Set the data down again, exactly as it reads, but without the pictures.

::: Records supplied

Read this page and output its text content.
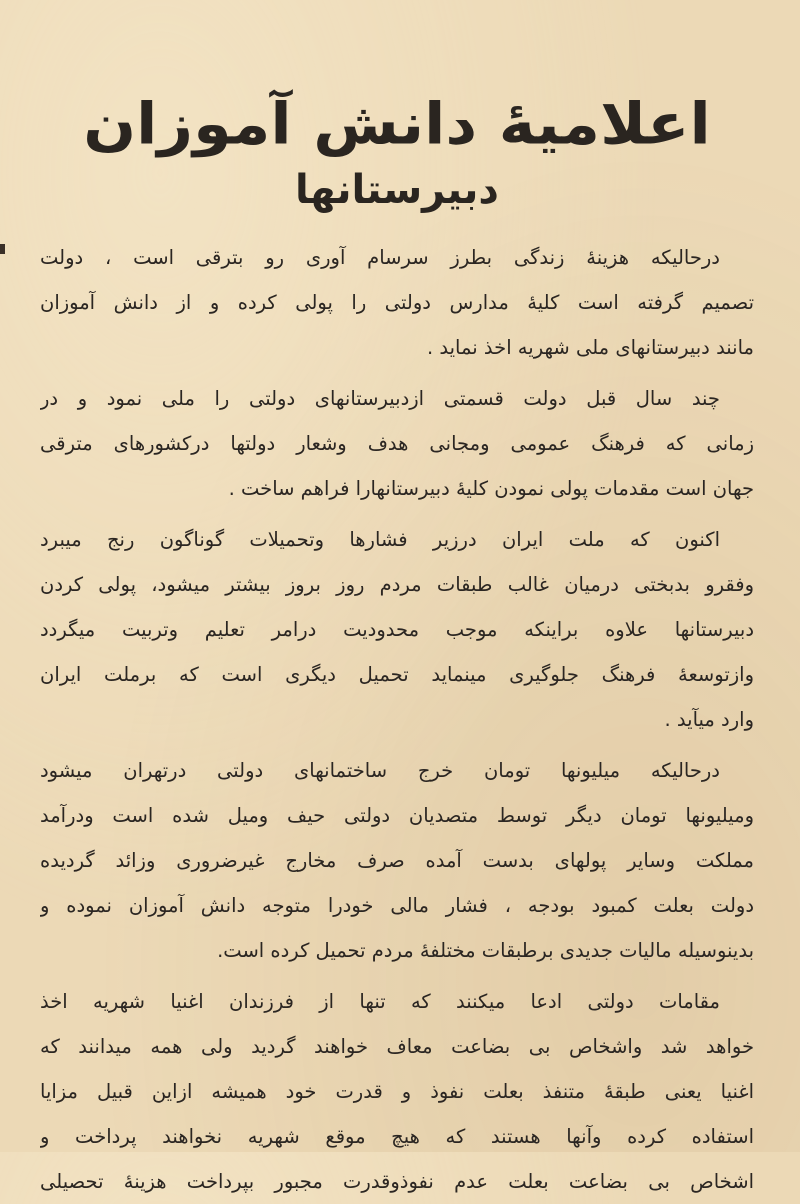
اعلامیهٔ دانش آموزان
دبیرستانها
درحالیکه هزینهٔ زندگی بطرز سرسام آوری رو بترقی است ، دولت
تصمیم گرفته است کلیهٔ مدارس دولتی را پولی کرده و از دانش آموزان
مانند دبیرستانهای ملی شهریه اخذ نماید .
چند سال قبل دولت قسمتی ازدبیرستانهای دولتی را ملی نمود و در
زمانی که فرهنگ عمومی ومجانی هدف وشعار دولتها درکشورهای مترقی
جهان است مقدمات پولی نمودن کلیهٔ دبیرستانهارا فراهم ساخت .
اکنون که ملت ایران درزیر فشارها وتحمیلات گوناگون رنج میبرد
وفقرو بدبختی درمیان غالب طبقات مردم روز بروز بیشتر میشود، پولی کردن
دبیرستانها علاوه براینکه موجب محدودیت درامر تعلیم وتربیت میگردد
وازتوسعهٔ فرهنگ جلوگیری مینماید تحمیل دیگری است که برملت ایران
وارد میآید .
درحالیکه میلیونها تومان خرج ساختمانهای دولتی درتهران میشود
ومیلیونها تومان دیگر توسط متصدیان دولتی حیف ومیل شده است ودرآمد
مملکت وسایر پولهای بدست آمده صرف مخارج غیرضروری وزائد گردیده
دولت بعلت کمبود بودجه ، فشار مالی خودرا متوجه دانش آموزان نموده و
بدینوسیله مالیات جدیدی برطبقات مختلفهٔ مردم تحمیل کرده است.
مقامات دولتی ادعا میکنند که تنها از فرزندان اغنیا شهریه اخذ
خواهد شد واشخاص بی بضاعت معاف خواهند گردید ولی همه میدانند که
اغنیا یعنی طبقهٔ متنفذ بعلت نفوذ و قدرت خود همیشه ازاین قبیل مزایا
استفاده کرده وآنها هستند که هیچ موقع شهریه نخواهند پرداخت و
اشخاص بی بضاعت بعلت عدم نفوذوقدرت مجبور بپرداخت هزینهٔ تحصیلی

::::::

[Response to this task]
Read this page and output its text content.
اعلامیهٔ دانش آموزان
دبیرستانها
درحالیکه هزینهٔ زندگی بطرز سرسام آوری رو بترقی است ، دولت
تصمیم گرفته است کلیهٔ مدارس دولتی را پولی کرده و از دانش آموزان
مانند دبیرستانهای ملی شهریه اخذ نماید .
چند سال قبل دولت قسمتی ازدبیرستانهای دولتی را ملی نمود و در
زمانی که فرهنگ عمومی ومجانی هدف وشعار دولتها درکشورهای مترقی
جهان است مقدمات پولی نمودن کلیهٔ دبیرستانهارا فراهم ساخت .
اکنون که ملت ایران درزیر فشارها وتحمیلات گوناگون رنج میبرد
وفقرو بدبختی درمیان غالب طبقات مردم روز بروز بیشتر میشود، پولی کردن
دبیرستانها علاوه براینکه موجب محدودیت درامر تعلیم وتربیت میگردد
وازتوسعهٔ فرهنگ جلوگیری مینماید تحمیل دیگری است که برملت ایران
وارد میآید .
درحالیکه میلیونها تومان خرج ساختمانهای دولتی درتهران میشود
ومیلیونها تومان دیگر توسط متصدیان دولتی حیف ومیل شده است ودرآمد
مملکت وسایر پولهای بدست آمده صرف مخارج غیرضروری وزائد گردیده
دولت بعلت کمبود بودجه ، فشار مالی خودرا متوجه دانش آموزان نموده و
بدینوسیله مالیات جدیدی برطبقات مختلفهٔ مردم تحمیل کرده است.
مقامات دولتی ادعا میکنند که تنها از فرزندان اغنیا شهریه اخذ
خواهد شد واشخاص بی بضاعت معاف خواهند گردید ولی همه میدانند که
اغنیا یعنی طبقهٔ متنفذ بعلت نفوذ و قدرت خود همیشه ازاین قبیل مزایا
استفاده کرده وآنها هستند که هیچ موقع شهریه نخواهند پرداخت و
اشخاص بی بضاعت بعلت عدم نفوذوقدرت مجبور بپرداخت هزینهٔ تحصیلی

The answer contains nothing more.